Copy out all lines that hold "Kaiser".

*Exercise inputs*:

────

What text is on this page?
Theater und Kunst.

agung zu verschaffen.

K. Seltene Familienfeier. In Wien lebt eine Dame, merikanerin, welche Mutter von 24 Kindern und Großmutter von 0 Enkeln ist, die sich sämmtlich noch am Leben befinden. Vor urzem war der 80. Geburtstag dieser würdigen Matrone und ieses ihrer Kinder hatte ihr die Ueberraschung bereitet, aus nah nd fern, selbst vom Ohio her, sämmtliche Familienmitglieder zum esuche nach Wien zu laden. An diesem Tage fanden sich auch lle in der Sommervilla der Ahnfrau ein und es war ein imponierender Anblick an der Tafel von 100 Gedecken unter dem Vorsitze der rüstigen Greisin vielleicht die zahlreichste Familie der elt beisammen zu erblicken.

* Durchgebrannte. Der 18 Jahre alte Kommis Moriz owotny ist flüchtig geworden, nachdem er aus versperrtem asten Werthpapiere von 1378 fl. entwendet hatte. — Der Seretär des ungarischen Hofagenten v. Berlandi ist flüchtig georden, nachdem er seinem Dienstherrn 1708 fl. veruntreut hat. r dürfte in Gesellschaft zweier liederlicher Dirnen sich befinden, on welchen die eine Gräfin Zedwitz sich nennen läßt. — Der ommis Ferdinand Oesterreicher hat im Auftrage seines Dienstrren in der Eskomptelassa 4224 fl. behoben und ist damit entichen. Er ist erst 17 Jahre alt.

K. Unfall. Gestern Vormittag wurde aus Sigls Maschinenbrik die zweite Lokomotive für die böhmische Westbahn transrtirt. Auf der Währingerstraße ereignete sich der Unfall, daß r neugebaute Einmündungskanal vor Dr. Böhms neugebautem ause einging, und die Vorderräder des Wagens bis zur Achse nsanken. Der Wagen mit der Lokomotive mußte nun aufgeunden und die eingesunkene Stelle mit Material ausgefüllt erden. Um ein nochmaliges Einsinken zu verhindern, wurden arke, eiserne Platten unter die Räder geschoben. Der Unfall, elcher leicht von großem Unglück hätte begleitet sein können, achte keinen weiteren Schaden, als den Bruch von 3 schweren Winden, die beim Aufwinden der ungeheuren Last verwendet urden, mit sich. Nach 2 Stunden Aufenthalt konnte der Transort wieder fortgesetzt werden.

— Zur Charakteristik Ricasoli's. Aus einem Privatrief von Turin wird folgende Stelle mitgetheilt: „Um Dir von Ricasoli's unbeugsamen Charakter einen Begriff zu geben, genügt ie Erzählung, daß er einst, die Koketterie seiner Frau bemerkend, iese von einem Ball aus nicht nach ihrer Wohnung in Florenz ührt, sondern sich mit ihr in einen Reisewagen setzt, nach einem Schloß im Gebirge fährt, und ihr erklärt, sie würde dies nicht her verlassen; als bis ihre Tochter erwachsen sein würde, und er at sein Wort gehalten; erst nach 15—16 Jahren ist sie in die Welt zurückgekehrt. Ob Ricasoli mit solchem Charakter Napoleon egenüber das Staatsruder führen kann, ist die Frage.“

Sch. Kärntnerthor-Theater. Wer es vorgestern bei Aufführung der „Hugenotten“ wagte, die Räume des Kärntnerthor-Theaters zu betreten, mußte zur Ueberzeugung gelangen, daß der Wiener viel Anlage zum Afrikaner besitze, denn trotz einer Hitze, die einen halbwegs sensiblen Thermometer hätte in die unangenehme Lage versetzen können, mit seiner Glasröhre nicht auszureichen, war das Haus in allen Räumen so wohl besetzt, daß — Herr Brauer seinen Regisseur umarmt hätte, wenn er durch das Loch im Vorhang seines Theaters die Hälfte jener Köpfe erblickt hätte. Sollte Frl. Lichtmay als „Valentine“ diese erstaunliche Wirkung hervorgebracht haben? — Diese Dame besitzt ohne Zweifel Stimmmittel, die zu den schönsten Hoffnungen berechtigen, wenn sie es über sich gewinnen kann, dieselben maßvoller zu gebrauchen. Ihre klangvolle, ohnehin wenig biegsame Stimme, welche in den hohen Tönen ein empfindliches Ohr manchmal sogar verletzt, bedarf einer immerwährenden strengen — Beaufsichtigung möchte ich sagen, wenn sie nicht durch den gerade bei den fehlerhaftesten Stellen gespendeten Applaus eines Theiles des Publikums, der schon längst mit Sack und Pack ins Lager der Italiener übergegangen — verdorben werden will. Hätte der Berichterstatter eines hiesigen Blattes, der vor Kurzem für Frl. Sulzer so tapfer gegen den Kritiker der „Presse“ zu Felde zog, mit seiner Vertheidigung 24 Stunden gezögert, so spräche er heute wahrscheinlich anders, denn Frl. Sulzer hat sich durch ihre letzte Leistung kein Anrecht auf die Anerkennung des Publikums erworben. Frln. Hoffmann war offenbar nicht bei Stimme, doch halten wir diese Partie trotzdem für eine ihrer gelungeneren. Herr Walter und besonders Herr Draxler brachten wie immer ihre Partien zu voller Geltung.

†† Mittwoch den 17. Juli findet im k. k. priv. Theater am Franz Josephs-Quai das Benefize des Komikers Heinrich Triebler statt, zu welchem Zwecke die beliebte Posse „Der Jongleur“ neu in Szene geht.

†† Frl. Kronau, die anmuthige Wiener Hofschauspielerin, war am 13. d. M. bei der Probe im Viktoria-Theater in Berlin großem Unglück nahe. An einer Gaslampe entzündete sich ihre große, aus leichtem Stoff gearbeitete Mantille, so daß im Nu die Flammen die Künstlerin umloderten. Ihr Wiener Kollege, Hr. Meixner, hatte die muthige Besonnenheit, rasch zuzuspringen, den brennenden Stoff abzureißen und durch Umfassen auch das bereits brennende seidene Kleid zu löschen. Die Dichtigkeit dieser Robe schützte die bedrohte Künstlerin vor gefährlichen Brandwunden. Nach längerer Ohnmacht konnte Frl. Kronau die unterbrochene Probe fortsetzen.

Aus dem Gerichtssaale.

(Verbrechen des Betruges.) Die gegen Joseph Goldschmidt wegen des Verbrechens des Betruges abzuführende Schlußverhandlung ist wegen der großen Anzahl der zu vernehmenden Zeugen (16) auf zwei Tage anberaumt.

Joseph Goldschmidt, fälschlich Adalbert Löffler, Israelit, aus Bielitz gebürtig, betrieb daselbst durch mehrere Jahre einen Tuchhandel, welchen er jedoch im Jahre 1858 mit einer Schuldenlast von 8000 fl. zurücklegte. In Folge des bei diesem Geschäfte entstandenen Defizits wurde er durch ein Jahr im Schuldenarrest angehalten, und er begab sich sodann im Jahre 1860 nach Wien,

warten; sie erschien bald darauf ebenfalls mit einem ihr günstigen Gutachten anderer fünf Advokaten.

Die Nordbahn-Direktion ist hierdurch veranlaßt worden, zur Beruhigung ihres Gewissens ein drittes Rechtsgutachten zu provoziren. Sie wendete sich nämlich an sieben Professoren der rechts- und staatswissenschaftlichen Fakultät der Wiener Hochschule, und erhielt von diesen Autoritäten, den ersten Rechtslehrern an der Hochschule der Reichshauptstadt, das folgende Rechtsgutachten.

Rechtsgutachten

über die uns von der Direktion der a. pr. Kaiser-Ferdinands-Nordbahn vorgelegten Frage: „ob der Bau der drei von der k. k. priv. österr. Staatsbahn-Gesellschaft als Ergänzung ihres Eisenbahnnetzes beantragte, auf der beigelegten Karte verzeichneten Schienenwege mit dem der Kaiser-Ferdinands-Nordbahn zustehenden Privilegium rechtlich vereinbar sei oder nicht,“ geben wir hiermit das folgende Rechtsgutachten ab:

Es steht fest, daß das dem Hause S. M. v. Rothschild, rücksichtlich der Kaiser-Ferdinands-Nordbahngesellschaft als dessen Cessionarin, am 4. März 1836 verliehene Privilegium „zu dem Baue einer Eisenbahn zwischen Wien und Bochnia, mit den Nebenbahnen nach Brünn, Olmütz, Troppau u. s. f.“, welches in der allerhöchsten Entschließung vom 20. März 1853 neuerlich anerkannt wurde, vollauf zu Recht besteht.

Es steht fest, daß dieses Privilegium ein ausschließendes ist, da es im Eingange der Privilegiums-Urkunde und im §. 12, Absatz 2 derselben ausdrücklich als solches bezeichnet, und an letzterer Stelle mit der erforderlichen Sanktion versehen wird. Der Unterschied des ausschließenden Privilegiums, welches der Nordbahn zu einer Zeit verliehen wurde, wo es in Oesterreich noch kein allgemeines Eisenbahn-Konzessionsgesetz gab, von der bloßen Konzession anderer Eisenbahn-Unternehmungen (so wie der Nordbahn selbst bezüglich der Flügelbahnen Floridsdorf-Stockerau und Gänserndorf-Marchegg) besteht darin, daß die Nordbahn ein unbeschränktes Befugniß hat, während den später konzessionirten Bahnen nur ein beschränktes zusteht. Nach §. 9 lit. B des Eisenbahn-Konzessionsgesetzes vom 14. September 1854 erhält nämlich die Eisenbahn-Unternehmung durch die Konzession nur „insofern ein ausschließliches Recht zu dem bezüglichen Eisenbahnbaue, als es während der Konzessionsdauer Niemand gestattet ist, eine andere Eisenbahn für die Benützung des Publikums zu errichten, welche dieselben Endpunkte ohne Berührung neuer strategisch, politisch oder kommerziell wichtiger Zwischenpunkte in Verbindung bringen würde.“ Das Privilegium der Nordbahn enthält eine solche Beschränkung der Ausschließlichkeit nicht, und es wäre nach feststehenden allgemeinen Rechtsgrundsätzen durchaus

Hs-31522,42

────

*Exercise response*:
über die uns von der Direktion der a. pr. Kaiser-Ferdinands-Nordbahn vorgelegten Frage: „ob der Bau der drei von der k. k. priv. österr. Staatsbahn-Gesellschaft als Ergänzung ihres Eisenbahnnetzes beantragte, auf der beigelegten Karte verzeichneten Schienenwege mit dem der Kaiser-Ferdinands-Nordbahn zustehenden Privilegium rechtlich vereinbar sei oder nicht,“ geben wir hiermit das folgende Rechtsgutachten ab:
Es steht fest, daß das dem Hause S. M. v. Rothschild, rücksichtlich der Kaiser-Ferdinands-Nordbahngesellschaft als dessen Cessionarin, am 4. März 1836 verliehene Privilegium „zu dem Baue einer Eisenbahn zwischen Wien und Bochnia, mit den Nebenbahnen nach Brünn, Olmütz, Troppau u. s. f.“, welches in der allerhöchsten Entschließung vom 20. März 1853 neuerlich anerkannt wurde, vollauf zu Recht besteht.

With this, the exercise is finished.